** begin **

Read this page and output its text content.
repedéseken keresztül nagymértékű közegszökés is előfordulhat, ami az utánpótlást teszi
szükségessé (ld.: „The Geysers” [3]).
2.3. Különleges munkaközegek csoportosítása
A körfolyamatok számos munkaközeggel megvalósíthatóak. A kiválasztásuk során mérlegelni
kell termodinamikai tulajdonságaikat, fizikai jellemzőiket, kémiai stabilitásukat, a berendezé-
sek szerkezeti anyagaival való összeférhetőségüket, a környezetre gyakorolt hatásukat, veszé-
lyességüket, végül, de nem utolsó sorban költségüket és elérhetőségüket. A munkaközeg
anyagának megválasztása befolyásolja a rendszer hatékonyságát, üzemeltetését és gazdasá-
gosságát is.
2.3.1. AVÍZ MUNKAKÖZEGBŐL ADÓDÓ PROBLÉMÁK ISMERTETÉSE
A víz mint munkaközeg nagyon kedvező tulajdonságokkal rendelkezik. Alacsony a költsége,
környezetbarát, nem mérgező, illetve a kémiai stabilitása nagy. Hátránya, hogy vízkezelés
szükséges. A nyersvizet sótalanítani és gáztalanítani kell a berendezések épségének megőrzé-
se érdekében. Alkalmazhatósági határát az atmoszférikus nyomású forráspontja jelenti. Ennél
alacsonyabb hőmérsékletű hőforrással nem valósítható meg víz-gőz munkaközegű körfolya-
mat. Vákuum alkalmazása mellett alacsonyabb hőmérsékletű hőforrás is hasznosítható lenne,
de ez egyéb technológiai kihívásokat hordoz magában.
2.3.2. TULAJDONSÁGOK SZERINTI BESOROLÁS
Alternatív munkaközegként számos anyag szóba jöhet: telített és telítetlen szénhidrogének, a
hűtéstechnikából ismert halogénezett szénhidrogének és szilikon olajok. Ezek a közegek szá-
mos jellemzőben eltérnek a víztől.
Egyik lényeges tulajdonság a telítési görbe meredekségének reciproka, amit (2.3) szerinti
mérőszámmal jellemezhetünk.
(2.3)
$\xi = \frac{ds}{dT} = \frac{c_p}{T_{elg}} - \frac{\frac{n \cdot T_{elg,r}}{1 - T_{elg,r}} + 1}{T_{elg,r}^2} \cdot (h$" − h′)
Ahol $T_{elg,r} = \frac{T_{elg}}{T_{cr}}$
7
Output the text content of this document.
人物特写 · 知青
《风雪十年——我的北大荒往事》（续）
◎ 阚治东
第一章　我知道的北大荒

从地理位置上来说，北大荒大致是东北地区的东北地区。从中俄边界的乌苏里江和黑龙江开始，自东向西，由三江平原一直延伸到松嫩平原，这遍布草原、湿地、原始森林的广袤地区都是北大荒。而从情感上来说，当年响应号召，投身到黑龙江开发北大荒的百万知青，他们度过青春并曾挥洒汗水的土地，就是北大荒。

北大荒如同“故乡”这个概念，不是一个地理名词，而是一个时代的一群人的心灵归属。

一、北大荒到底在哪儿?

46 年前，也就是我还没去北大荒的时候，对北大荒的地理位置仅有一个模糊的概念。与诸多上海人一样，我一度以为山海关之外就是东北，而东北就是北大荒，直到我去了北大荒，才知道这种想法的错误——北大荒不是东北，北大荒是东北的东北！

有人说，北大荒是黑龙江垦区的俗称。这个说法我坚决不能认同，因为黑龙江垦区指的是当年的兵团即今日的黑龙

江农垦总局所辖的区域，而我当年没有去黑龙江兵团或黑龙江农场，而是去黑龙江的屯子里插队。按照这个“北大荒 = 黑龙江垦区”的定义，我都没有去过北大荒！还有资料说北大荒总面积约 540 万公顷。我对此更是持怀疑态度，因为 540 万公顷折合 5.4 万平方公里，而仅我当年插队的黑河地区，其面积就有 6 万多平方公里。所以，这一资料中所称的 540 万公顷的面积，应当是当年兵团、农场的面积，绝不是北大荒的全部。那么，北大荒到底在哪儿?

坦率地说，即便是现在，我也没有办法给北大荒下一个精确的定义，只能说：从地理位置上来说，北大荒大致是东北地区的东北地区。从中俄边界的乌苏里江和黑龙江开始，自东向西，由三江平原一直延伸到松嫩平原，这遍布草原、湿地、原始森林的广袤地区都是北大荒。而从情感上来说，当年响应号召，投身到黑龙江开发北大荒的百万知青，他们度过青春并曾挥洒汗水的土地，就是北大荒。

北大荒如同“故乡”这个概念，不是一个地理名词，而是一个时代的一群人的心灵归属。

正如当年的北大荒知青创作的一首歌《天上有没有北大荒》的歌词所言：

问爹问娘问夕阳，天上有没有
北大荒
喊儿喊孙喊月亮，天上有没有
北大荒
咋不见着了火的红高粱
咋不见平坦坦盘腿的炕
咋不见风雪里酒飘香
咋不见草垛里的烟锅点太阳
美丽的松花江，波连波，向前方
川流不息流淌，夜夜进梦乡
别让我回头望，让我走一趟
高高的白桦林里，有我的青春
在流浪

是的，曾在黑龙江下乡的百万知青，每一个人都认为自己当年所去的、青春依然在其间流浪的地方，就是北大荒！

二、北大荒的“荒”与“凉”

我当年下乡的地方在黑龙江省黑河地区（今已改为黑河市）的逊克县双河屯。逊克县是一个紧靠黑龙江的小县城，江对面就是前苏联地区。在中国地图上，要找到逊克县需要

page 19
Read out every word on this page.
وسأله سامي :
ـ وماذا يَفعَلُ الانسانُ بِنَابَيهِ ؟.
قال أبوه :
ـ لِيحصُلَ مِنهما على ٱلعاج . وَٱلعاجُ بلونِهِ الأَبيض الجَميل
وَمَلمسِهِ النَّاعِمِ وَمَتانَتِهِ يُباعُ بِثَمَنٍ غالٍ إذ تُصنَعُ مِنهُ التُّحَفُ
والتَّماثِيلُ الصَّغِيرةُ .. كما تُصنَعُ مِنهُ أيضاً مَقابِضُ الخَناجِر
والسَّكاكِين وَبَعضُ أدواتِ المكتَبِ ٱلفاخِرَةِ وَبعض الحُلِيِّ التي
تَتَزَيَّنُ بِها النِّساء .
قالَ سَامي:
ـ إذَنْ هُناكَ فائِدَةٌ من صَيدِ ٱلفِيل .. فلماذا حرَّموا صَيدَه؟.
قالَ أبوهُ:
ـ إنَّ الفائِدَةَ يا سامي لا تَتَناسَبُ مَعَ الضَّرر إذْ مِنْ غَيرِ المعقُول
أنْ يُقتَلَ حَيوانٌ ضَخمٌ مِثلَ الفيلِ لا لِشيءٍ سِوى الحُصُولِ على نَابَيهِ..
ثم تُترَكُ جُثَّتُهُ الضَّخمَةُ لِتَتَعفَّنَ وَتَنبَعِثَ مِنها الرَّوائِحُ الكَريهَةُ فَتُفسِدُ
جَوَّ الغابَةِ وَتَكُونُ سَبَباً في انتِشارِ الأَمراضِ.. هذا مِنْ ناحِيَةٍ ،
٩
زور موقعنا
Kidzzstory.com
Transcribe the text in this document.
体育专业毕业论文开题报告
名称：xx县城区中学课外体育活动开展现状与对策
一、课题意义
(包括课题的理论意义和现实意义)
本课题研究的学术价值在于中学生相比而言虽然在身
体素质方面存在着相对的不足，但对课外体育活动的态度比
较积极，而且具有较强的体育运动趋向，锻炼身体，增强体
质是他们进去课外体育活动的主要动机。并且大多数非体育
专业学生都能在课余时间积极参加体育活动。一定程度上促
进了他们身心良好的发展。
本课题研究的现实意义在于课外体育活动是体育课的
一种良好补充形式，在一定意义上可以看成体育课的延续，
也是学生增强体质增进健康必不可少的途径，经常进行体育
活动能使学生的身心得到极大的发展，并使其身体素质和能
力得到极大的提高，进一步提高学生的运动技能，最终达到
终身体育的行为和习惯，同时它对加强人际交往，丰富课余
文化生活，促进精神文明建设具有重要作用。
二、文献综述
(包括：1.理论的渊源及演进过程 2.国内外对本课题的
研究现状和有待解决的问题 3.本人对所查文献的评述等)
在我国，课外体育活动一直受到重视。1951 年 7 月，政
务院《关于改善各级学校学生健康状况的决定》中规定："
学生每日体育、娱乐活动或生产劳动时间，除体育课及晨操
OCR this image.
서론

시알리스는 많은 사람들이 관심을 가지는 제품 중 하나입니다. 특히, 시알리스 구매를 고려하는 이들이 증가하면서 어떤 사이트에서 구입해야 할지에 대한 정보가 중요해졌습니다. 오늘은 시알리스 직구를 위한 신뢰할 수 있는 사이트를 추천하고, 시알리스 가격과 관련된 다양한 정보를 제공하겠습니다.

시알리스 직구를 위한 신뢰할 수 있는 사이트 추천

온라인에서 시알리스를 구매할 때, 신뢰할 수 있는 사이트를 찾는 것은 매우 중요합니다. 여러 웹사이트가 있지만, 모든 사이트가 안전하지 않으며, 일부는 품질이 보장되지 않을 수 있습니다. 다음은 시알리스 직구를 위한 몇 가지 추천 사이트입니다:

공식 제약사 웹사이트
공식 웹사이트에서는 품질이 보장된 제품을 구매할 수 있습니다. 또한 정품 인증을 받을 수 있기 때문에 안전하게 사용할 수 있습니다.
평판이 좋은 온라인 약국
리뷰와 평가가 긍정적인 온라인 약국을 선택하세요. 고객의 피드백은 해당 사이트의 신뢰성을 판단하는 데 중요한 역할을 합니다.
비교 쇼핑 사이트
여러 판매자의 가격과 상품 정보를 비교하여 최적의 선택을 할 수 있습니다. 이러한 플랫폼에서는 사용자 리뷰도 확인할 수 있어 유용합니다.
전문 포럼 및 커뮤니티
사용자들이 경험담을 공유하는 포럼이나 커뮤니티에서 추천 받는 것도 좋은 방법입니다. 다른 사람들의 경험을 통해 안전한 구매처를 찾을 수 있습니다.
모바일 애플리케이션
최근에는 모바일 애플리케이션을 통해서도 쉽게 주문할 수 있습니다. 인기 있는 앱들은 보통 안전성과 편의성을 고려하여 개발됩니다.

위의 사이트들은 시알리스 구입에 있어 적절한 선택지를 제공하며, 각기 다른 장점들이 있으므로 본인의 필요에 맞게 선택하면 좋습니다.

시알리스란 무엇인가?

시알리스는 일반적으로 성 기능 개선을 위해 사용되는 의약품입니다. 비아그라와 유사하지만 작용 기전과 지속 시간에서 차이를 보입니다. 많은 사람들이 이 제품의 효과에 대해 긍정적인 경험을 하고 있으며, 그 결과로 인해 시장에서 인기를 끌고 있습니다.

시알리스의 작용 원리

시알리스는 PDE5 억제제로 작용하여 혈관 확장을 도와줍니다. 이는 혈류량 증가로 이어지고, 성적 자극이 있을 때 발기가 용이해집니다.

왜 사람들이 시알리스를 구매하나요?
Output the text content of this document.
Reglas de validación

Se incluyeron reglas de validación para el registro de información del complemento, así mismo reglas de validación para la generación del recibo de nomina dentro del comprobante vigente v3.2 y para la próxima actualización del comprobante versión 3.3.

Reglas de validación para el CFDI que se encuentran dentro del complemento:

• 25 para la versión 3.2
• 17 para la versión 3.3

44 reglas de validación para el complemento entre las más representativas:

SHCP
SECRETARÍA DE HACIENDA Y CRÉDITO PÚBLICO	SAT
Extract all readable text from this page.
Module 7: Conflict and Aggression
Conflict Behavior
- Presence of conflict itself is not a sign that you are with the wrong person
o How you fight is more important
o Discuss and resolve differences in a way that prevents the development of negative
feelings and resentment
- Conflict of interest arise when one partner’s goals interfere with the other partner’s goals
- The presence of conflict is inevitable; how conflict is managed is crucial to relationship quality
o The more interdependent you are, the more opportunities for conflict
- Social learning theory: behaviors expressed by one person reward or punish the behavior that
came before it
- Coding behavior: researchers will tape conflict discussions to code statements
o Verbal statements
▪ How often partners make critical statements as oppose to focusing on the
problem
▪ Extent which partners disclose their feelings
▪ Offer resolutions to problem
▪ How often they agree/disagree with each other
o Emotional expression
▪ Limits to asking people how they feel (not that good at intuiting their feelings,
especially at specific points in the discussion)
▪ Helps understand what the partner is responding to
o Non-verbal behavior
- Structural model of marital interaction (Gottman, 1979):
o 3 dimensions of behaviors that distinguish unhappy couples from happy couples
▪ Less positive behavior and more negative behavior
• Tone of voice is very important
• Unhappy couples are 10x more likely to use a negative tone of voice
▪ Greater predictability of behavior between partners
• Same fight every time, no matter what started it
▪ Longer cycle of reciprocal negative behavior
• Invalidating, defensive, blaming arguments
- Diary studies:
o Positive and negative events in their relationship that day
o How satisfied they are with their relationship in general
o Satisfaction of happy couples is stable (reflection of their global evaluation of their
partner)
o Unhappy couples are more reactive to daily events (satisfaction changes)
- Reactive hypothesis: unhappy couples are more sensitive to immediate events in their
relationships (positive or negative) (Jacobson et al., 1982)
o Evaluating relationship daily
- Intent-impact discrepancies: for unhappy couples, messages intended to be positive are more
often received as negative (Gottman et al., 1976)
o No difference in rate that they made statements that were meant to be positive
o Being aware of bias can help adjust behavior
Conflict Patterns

** end **

** Direction **
Reply with nothing except the number of lines in the listing above that include "있습니다".

** Answer for the task **
6